# RECORDS SHOWN
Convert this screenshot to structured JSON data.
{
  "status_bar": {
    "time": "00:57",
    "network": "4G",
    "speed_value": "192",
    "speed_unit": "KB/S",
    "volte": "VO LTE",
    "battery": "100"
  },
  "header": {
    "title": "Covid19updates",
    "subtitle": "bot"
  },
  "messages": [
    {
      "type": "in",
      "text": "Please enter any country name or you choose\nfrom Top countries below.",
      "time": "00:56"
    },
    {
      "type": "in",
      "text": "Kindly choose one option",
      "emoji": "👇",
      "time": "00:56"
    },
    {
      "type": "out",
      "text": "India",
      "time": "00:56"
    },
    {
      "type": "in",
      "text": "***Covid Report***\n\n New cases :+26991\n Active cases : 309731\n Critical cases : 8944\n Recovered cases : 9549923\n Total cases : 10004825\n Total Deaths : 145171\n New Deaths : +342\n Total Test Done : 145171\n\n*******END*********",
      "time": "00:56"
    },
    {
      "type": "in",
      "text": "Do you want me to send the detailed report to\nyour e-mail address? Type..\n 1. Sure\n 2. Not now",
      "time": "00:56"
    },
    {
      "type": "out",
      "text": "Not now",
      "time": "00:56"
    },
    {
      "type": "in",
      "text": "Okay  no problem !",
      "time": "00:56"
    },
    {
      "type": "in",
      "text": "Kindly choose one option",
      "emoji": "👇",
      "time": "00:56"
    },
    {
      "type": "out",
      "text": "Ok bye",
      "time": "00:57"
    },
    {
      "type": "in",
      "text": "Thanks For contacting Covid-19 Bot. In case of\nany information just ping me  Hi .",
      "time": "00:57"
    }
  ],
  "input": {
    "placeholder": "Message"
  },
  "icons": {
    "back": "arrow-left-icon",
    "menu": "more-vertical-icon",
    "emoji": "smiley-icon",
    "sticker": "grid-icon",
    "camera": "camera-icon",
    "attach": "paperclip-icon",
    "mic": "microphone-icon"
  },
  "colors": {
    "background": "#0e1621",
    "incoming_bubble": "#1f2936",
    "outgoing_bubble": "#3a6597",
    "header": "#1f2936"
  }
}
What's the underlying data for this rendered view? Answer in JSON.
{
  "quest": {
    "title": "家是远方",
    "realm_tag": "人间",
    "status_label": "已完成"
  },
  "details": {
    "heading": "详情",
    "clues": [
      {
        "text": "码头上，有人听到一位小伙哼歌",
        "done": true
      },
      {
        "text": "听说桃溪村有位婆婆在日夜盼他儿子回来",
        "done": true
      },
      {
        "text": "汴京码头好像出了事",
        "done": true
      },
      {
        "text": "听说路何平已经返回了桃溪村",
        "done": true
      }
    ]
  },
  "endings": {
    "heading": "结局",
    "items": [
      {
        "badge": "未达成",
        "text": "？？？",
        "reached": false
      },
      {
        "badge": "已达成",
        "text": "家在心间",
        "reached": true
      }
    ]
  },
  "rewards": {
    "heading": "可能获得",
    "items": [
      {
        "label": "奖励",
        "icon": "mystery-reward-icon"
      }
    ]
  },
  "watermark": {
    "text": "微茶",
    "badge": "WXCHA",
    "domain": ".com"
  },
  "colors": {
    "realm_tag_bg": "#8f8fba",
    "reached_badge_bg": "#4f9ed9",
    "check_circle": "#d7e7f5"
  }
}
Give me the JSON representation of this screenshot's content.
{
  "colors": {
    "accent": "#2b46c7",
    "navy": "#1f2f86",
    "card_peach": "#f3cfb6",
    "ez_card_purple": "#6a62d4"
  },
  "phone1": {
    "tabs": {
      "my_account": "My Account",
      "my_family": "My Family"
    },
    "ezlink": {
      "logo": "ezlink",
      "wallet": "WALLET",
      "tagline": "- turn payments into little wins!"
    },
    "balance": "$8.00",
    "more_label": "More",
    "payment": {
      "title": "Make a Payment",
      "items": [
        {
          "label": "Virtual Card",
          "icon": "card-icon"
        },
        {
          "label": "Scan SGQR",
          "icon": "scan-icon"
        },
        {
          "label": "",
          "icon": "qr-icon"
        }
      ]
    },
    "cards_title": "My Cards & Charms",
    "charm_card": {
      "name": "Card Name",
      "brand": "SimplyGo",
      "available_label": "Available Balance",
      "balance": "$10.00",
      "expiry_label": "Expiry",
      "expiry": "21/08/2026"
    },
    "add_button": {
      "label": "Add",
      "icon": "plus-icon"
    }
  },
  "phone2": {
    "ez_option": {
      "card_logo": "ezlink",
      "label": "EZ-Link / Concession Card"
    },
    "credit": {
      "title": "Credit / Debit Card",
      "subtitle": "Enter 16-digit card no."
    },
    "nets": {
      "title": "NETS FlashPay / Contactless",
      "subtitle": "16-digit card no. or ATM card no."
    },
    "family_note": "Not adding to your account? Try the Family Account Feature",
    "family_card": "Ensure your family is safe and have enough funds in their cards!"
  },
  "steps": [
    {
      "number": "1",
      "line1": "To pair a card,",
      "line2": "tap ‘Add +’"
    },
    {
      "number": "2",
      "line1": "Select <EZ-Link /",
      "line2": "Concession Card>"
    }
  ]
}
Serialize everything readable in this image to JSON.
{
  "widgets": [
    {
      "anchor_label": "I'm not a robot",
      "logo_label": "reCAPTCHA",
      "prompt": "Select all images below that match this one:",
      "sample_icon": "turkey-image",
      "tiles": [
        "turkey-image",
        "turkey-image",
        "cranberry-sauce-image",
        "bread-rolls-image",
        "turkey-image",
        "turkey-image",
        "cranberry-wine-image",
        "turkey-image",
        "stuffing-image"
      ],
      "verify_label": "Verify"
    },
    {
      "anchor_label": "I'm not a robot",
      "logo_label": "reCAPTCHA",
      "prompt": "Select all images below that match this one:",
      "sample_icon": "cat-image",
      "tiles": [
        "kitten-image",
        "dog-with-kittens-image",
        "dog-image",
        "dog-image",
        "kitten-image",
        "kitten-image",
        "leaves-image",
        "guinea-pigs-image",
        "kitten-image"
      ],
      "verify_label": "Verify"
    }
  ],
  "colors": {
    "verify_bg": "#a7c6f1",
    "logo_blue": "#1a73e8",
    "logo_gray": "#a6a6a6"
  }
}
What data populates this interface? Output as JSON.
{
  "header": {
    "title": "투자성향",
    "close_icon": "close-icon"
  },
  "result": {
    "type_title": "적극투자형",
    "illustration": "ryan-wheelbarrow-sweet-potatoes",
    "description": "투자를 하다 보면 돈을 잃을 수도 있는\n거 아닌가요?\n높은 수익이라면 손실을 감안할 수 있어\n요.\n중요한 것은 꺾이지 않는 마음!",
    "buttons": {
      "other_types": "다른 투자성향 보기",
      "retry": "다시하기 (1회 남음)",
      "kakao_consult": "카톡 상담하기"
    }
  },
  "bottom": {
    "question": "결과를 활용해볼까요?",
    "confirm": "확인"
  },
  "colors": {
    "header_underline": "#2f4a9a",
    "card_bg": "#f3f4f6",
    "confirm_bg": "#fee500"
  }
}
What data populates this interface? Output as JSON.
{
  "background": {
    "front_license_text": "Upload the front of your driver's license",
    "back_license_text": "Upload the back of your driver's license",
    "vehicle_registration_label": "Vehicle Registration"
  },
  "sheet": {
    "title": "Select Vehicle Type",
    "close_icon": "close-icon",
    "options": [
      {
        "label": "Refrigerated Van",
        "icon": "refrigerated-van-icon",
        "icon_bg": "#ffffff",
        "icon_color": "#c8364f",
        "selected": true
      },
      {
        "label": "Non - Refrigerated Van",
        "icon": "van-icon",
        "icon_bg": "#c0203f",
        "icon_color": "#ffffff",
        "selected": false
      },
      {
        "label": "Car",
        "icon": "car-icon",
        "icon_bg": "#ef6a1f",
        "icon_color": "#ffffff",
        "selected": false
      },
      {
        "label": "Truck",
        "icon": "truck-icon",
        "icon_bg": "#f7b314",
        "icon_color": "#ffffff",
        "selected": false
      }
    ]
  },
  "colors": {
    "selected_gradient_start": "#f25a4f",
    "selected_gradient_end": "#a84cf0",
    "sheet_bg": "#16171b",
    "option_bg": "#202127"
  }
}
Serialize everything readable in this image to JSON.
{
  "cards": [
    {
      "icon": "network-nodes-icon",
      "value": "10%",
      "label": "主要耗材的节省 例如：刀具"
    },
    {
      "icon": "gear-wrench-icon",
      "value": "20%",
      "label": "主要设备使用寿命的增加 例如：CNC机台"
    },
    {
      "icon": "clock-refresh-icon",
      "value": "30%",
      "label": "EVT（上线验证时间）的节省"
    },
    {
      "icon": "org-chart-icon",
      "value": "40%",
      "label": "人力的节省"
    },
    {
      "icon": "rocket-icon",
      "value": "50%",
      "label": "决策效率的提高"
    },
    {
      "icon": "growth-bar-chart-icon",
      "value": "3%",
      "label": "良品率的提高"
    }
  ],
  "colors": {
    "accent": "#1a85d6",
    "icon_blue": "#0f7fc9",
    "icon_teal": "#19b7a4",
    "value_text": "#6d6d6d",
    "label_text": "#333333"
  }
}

# WHAT THE EXERCISE ASKS
Go over the entries above and say how many lines hold the string "license", with no other text.

# REPLY
2